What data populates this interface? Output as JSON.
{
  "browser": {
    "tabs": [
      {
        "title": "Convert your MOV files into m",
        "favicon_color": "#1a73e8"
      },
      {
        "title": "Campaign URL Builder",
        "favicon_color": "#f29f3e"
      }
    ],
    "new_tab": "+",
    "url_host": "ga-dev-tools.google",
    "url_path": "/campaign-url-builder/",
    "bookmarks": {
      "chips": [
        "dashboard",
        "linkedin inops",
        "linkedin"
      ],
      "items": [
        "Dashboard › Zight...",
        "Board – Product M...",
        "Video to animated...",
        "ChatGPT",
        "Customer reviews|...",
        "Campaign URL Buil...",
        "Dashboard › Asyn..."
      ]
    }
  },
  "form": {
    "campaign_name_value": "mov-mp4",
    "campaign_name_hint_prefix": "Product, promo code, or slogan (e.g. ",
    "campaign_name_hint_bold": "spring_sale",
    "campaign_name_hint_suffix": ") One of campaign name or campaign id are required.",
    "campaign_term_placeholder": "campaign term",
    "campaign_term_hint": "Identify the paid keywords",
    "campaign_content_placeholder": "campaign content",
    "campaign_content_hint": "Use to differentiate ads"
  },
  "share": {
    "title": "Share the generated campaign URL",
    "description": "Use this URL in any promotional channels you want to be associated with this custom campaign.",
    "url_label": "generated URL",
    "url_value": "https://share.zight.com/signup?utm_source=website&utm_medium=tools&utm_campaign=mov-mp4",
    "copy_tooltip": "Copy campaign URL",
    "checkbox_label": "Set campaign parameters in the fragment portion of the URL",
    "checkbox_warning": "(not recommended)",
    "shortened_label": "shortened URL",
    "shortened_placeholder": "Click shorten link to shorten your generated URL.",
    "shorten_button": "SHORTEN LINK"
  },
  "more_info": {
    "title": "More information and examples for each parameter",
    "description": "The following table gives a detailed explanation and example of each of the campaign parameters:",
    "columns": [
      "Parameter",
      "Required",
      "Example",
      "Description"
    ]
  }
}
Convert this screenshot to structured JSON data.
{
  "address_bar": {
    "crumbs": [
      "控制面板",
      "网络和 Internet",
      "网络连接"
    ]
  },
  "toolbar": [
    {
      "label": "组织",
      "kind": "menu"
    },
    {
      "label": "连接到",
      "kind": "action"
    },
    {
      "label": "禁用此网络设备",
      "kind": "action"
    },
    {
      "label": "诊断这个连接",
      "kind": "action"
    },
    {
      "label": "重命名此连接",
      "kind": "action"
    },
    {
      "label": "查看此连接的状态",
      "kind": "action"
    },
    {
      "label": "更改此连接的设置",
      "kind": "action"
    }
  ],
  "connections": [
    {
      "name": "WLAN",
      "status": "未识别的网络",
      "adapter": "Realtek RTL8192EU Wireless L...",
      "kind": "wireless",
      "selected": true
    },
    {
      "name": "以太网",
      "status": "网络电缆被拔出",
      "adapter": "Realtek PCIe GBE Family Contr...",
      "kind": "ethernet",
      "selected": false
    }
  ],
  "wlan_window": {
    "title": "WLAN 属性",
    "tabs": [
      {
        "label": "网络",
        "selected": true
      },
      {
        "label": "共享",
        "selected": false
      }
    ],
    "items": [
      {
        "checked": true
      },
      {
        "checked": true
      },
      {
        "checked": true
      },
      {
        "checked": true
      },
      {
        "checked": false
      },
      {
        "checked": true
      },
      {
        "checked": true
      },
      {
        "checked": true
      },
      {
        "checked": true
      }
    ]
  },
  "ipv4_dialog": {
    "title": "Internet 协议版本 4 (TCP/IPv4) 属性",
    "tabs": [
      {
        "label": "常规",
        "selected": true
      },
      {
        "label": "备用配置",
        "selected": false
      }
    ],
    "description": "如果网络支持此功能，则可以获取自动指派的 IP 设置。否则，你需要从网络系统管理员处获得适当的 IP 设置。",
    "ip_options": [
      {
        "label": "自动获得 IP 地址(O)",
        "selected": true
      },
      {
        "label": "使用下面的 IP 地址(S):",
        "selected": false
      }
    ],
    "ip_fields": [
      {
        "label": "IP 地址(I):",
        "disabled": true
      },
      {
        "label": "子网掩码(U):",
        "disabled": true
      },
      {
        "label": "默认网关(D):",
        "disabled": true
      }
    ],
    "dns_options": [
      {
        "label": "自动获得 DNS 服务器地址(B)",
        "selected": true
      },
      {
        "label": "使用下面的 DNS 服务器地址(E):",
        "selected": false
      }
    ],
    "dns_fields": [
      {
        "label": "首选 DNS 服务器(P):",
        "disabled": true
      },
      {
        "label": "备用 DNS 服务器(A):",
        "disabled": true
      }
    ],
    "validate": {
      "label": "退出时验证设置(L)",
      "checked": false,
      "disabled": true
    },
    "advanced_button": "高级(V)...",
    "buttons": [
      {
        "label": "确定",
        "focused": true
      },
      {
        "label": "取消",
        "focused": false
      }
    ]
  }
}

> Aim of the task
The records above need to be transcribed in full. Keep every character unchanged.

> Expected answer
What data populates this interface? Output as JSON.
{
  "browser": {
    "tabs": [
      {
        "title": "Convert your MOV files into m",
        "favicon_color": "#1a73e8"
      },
      {
        "title": "Campaign URL Builder",
        "favicon_color": "#f29f3e"
      }
    ],
    "new_tab": "+",
    "url_host": "ga-dev-tools.google",
    "url_path": "/campaign-url-builder/",
    "bookmarks": {
      "chips": [
        "dashboard",
        "linkedin inops",
        "linkedin"
      ],
      "items": [
        "Dashboard › Zight...",
        "Board – Product M...",
        "Video to animated...",
        "ChatGPT",
        "Customer reviews|...",
        "Campaign URL Buil...",
        "Dashboard › Asyn..."
      ]
    }
  },
  "form": {
    "campaign_name_value": "mov-mp4",
    "campaign_name_hint_prefix": "Product, promo code, or slogan (e.g. ",
    "campaign_name_hint_bold": "spring_sale",
    "campaign_name_hint_suffix": ") One of campaign name or campaign id are required.",
    "campaign_term_placeholder": "campaign term",
    "campaign_term_hint": "Identify the paid keywords",
    "campaign_content_placeholder": "campaign content",
    "campaign_content_hint": "Use to differentiate ads"
  },
  "share": {
    "title": "Share the generated campaign URL",
    "description": "Use this URL in any promotional channels you want to be associated with this custom campaign.",
    "url_label": "generated URL",
    "url_value": "https://share.zight.com/signup?utm_source=website&utm_medium=tools&utm_campaign=mov-mp4",
    "copy_tooltip": "Copy campaign URL",
    "checkbox_label": "Set campaign parameters in the fragment portion of the URL",
    "checkbox_warning": "(not recommended)",
    "shortened_label": "shortened URL",
    "shortened_placeholder": "Click shorten link to shorten your generated URL.",
    "shorten_button": "SHORTEN LINK"
  },
  "more_info": {
    "title": "More information and examples for each parameter",
    "description": "The following table gives a detailed explanation and example of each of the campaign parameters:",
    "columns": [
      "Parameter",
      "Required",
      "Example",
      "Description"
    ]
  }
}
Convert this screenshot to structured JSON data.
{
  "address_bar": {
    "crumbs": [
      "控制面板",
      "网络和 Internet",
      "网络连接"
    ]
  },
  "toolbar": [
    {
      "label": "组织",
      "kind": "menu"
    },
    {
      "label": "连接到",
      "kind": "action"
    },
    {
      "label": "禁用此网络设备",
      "kind": "action"
    },
    {
      "label": "诊断这个连接",
      "kind": "action"
    },
    {
      "label": "重命名此连接",
      "kind": "action"
    },
    {
      "label": "查看此连接的状态",
      "kind": "action"
    },
    {
      "label": "更改此连接的设置",
      "kind": "action"
    }
  ],
  "connections": [
    {
      "name": "WLAN",
      "status": "未识别的网络",
      "adapter": "Realtek RTL8192EU Wireless L...",
      "kind": "wireless",
      "selected": true
    },
    {
      "name": "以太网",
      "status": "网络电缆被拔出",
      "adapter": "Realtek PCIe GBE Family Contr...",
      "kind": "ethernet",
      "selected": false
    }
  ],
  "wlan_window": {
    "title": "WLAN 属性",
    "tabs": [
      {
        "label": "网络",
        "selected": true
      },
      {
        "label": "共享",
        "selected": false
      }
    ],
    "items": [
      {
        "checked": true
      },
      {
        "checked": true
      },
      {
        "checked": true
      },
      {
        "checked": true
      },
      {
        "checked": false
      },
      {
        "checked": true
      },
      {
        "checked": true
      },
      {
        "checked": true
      },
      {
        "checked": true
      }
    ]
  },
  "ipv4_dialog": {
    "title": "Internet 协议版本 4 (TCP/IPv4) 属性",
    "tabs": [
      {
        "label": "常规",
        "selected": true
      },
      {
        "label": "备用配置",
        "selected": false
      }
    ],
    "description": "如果网络支持此功能，则可以获取自动指派的 IP 设置。否则，你需要从网络系统管理员处获得适当的 IP 设置。",
    "ip_options": [
      {
        "label": "自动获得 IP 地址(O)",
        "selected": true
      },
      {
        "label": "使用下面的 IP 地址(S):",
        "selected": false
      }
    ],
    "ip_fields": [
      {
        "label": "IP 地址(I):",
        "disabled": true
      },
      {
        "label": "子网掩码(U):",
        "disabled": true
      },
      {
        "label": "默认网关(D):",
        "disabled": true
      }
    ],
    "dns_options": [
      {
        "label": "自动获得 DNS 服务器地址(B)",
        "selected": true
      },
      {
        "label": "使用下面的 DNS 服务器地址(E):",
        "selected": false
      }
    ],
    "dns_fields": [
      {
        "label": "首选 DNS 服务器(P):",
        "disabled": true
      },
      {
        "label": "备用 DNS 服务器(A):",
        "disabled": true
      }
    ],
    "validate": {
      "label": "退出时验证设置(L)",
      "checked": false,
      "disabled": true
    },
    "advanced_button": "高级(V)...",
    "buttons": [
      {
        "label": "确定",
        "focused": true
      },
      {
        "label": "取消",
        "focused": false
      }
    ]
  }
}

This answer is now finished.